> **TASK DESCRIPTION**: Reproduce the entries exactly.

(Excerpt from a dataset)
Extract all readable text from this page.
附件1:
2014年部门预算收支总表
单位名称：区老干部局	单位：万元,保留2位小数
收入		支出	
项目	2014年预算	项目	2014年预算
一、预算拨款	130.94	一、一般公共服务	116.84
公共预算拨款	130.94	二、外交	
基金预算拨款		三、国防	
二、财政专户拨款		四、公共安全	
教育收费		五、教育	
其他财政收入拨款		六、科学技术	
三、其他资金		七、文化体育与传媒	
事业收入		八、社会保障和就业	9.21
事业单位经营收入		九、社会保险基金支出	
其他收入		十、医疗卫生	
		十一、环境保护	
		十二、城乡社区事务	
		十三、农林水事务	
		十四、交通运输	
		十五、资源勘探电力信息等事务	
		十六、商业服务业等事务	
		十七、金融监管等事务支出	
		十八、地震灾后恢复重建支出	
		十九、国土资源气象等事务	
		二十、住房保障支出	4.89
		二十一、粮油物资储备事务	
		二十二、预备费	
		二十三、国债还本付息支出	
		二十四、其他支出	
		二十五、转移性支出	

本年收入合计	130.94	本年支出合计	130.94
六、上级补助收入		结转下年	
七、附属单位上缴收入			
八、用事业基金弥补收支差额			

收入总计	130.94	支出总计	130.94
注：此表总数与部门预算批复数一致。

> **SOLVED EXERCISE**:
Extract all readable text from this page.
附件1:
2014年部门预算收支总表
单位名称：区老干部局	单位：万元,保留2位小数
收入		支出	
项目	2014年预算	项目	2014年预算
一、预算拨款	130.94	一、一般公共服务	116.84
公共预算拨款	130.94	二、外交	
基金预算拨款		三、国防	
二、财政专户拨款		四、公共安全	
教育收费		五、教育	
其他财政收入拨款		六、科学技术	
三、其他资金		七、文化体育与传媒	
事业收入		八、社会保障和就业	9.21
事业单位经营收入		九、社会保险基金支出	
其他收入		十、医疗卫生	
		十一、环境保护	
		十二、城乡社区事务	
		十三、农林水事务	
		十四、交通运输	
		十五、资源勘探电力信息等事务	
		十六、商业服务业等事务	
		十七、金融监管等事务支出	
		十八、地震灾后恢复重建支出	
		十九、国土资源气象等事务	
		二十、住房保障支出	4.89
		二十一、粮油物资储备事务	
		二十二、预备费	
		二十三、国债还本付息支出	
		二十四、其他支出	
		二十五、转移性支出	

本年收入合计	130.94	本年支出合计	130.94
六、上级补助收入		结转下年	
七、附属单位上缴收入			
八、用事业基金弥补收支差额			

收入总计	130.94	支出总计	130.94
注：此表总数与部门预算批复数一致。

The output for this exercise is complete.